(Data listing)
::::

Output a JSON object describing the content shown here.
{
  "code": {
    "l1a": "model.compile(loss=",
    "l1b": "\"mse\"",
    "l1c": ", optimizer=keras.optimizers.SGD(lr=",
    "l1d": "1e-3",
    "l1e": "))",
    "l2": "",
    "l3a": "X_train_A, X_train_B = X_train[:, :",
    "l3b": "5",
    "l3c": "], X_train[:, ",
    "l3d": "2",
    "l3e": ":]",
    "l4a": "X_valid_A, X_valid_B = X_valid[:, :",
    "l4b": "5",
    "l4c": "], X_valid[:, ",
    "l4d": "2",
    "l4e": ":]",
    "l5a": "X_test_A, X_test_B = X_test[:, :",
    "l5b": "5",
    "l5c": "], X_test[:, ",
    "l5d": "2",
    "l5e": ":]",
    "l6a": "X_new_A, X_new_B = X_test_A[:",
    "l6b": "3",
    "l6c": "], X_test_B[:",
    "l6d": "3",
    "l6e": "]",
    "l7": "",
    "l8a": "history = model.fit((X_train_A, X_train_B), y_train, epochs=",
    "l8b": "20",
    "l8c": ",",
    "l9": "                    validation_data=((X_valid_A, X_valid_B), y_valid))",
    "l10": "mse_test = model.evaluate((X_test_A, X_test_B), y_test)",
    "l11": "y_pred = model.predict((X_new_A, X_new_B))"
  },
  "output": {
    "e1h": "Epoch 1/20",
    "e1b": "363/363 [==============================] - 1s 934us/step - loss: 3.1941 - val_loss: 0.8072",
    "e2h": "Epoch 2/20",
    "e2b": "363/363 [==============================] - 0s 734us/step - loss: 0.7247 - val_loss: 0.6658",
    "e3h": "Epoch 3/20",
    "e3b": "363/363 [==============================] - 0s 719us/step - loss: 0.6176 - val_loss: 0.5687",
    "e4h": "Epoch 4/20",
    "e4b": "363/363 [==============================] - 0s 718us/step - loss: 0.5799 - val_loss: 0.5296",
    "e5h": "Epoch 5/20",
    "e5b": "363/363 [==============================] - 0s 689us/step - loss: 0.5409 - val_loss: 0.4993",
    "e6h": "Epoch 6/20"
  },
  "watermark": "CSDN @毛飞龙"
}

::::

### Given exercise
Please reproduce each record precisely as written.

### Result
Output a JSON object describing the content shown here.
{
  "code": {
    "l1a": "model.compile(loss=",
    "l1b": "\"mse\"",
    "l1c": ", optimizer=keras.optimizers.SGD(lr=",
    "l1d": "1e-3",
    "l1e": "))",
    "l2": "",
    "l3a": "X_train_A, X_train_B = X_train[:, :",
    "l3b": "5",
    "l3c": "], X_train[:, ",
    "l3d": "2",
    "l3e": ":]",
    "l4a": "X_valid_A, X_valid_B = X_valid[:, :",
    "l4b": "5",
    "l4c": "], X_valid[:, ",
    "l4d": "2",
    "l4e": ":]",
    "l5a": "X_test_A, X_test_B = X_test[:, :",
    "l5b": "5",
    "l5c": "], X_test[:, ",
    "l5d": "2",
    "l5e": ":]",
    "l6a": "X_new_A, X_new_B = X_test_A[:",
    "l6b": "3",
    "l6c": "], X_test_B[:",
    "l6d": "3",
    "l6e": "]",
    "l7": "",
    "l8a": "history = model.fit((X_train_A, X_train_B), y_train, epochs=",
    "l8b": "20",
    "l8c": ",",
    "l9": "                    validation_data=((X_valid_A, X_valid_B), y_valid))",
    "l10": "mse_test = model.evaluate((X_test_A, X_test_B), y_test)",
    "l11": "y_pred = model.predict((X_new_A, X_new_B))"
  },
  "output": {
    "e1h": "Epoch 1/20",
    "e1b": "363/363 [==============================] - 1s 934us/step - loss: 3.1941 - val_loss: 0.8072",
    "e2h": "Epoch 2/20",
    "e2b": "363/363 [==============================] - 0s 734us/step - loss: 0.7247 - val_loss: 0.6658",
    "e3h": "Epoch 3/20",
    "e3b": "363/363 [==============================] - 0s 719us/step - loss: 0.6176 - val_loss: 0.5687",
    "e4h": "Epoch 4/20",
    "e4b": "363/363 [==============================] - 0s 718us/step - loss: 0.5799 - val_loss: 0.5296",
    "e5h": "Epoch 5/20",
    "e5b": "363/363 [==============================] - 0s 689us/step - loss: 0.5409 - val_loss: 0.4993",
    "e6h": "Epoch 6/20"
  },
  "watermark": "CSDN @毛飞龙"
}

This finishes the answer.